▸ What is being asked:
Images are not part of the copy; transcribe all the data exactly.

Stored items
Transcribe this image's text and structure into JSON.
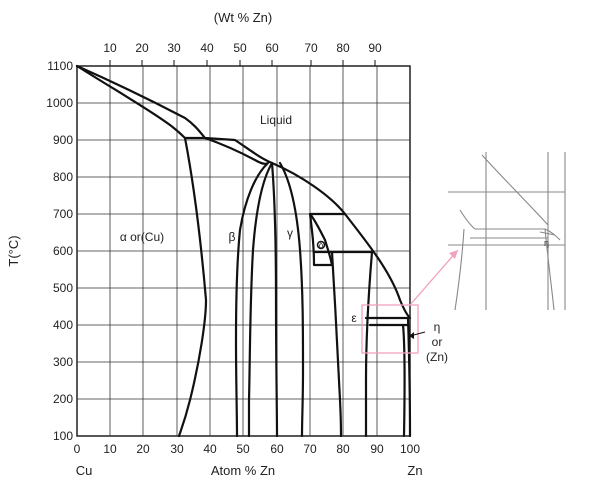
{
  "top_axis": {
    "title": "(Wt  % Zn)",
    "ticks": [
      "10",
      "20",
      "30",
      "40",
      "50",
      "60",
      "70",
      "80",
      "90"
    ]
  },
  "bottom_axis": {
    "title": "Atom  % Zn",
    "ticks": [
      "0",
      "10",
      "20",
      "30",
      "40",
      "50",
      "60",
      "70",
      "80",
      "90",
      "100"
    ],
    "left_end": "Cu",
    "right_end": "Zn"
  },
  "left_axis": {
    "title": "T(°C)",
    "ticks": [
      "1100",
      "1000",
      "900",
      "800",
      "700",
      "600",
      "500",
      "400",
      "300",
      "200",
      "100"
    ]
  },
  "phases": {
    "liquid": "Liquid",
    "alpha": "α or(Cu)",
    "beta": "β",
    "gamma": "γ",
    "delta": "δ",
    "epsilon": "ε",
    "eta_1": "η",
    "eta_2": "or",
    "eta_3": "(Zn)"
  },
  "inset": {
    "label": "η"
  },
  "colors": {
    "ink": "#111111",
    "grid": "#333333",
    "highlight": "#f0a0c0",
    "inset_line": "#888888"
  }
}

▸ Solution below:
Transcribe this image's text and structure into JSON.
{
  "top_axis": {
    "title": "(Wt  % Zn)",
    "ticks": [
      "10",
      "20",
      "30",
      "40",
      "50",
      "60",
      "70",
      "80",
      "90"
    ]
  },
  "bottom_axis": {
    "title": "Atom  % Zn",
    "ticks": [
      "0",
      "10",
      "20",
      "30",
      "40",
      "50",
      "60",
      "70",
      "80",
      "90",
      "100"
    ],
    "left_end": "Cu",
    "right_end": "Zn"
  },
  "left_axis": {
    "title": "T(°C)",
    "ticks": [
      "1100",
      "1000",
      "900",
      "800",
      "700",
      "600",
      "500",
      "400",
      "300",
      "200",
      "100"
    ]
  },
  "phases": {
    "liquid": "Liquid",
    "alpha": "α or(Cu)",
    "beta": "β",
    "gamma": "γ",
    "delta": "δ",
    "epsilon": "ε",
    "eta_1": "η",
    "eta_2": "or",
    "eta_3": "(Zn)"
  },
  "inset": {
    "label": "η"
  },
  "colors": {
    "ink": "#111111",
    "grid": "#333333",
    "highlight": "#f0a0c0",
    "inset_line": "#888888"
  }
}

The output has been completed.